What is needed:
Copy out the entries in full and with complete accuracy; pictures are excluded.

Supplied records:

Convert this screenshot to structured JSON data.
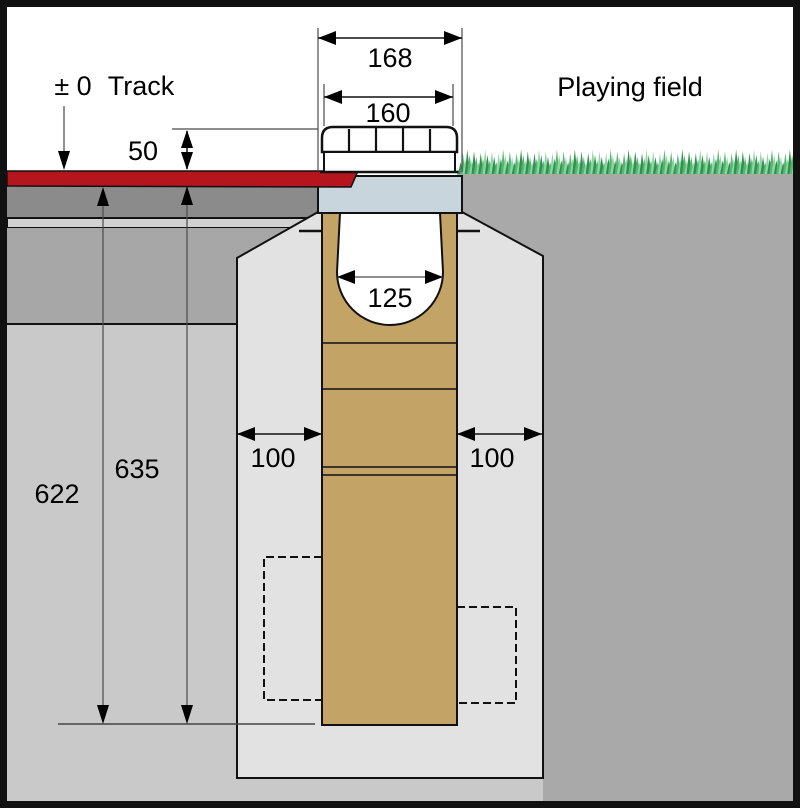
{
  "labels": {
    "datum": "± 0",
    "track": "Track",
    "playing_field": "Playing field"
  },
  "dimensions": {
    "cover_outer_width": "168",
    "cover_inner_width": "160",
    "cover_height_above_track": "50",
    "channel_inner_width": "125",
    "surround_left_width": "100",
    "surround_right_width": "100",
    "depth_left": "622",
    "depth_right": "635"
  },
  "colors": {
    "track_surface": "#b5151d",
    "base_layer_dark": "#8b8b8b",
    "base_layer_light": "#d2d2d2",
    "base_layer_mid": "#a7a7a7",
    "subsoil_left": "#c9c9c9",
    "subsoil_right": "#a9a9a9",
    "concrete_surround": "#e2e2e2",
    "channel_body": "#c3a366",
    "cover_seat": "#c9d5dc",
    "grass_dark": "#2f9150",
    "grass_mid": "#55b571",
    "grass_light": "#8fd3a2"
  }
}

Written answer:
Convert this screenshot to structured JSON data.
{
  "labels": {
    "datum": "± 0",
    "track": "Track",
    "playing_field": "Playing field"
  },
  "dimensions": {
    "cover_outer_width": "168",
    "cover_inner_width": "160",
    "cover_height_above_track": "50",
    "channel_inner_width": "125",
    "surround_left_width": "100",
    "surround_right_width": "100",
    "depth_left": "622",
    "depth_right": "635"
  },
  "colors": {
    "track_surface": "#b5151d",
    "base_layer_dark": "#8b8b8b",
    "base_layer_light": "#d2d2d2",
    "base_layer_mid": "#a7a7a7",
    "subsoil_left": "#c9c9c9",
    "subsoil_right": "#a9a9a9",
    "concrete_surround": "#e2e2e2",
    "channel_body": "#c3a366",
    "cover_seat": "#c9d5dc",
    "grass_dark": "#2f9150",
    "grass_mid": "#55b571",
    "grass_light": "#8fd3a2"
  }
}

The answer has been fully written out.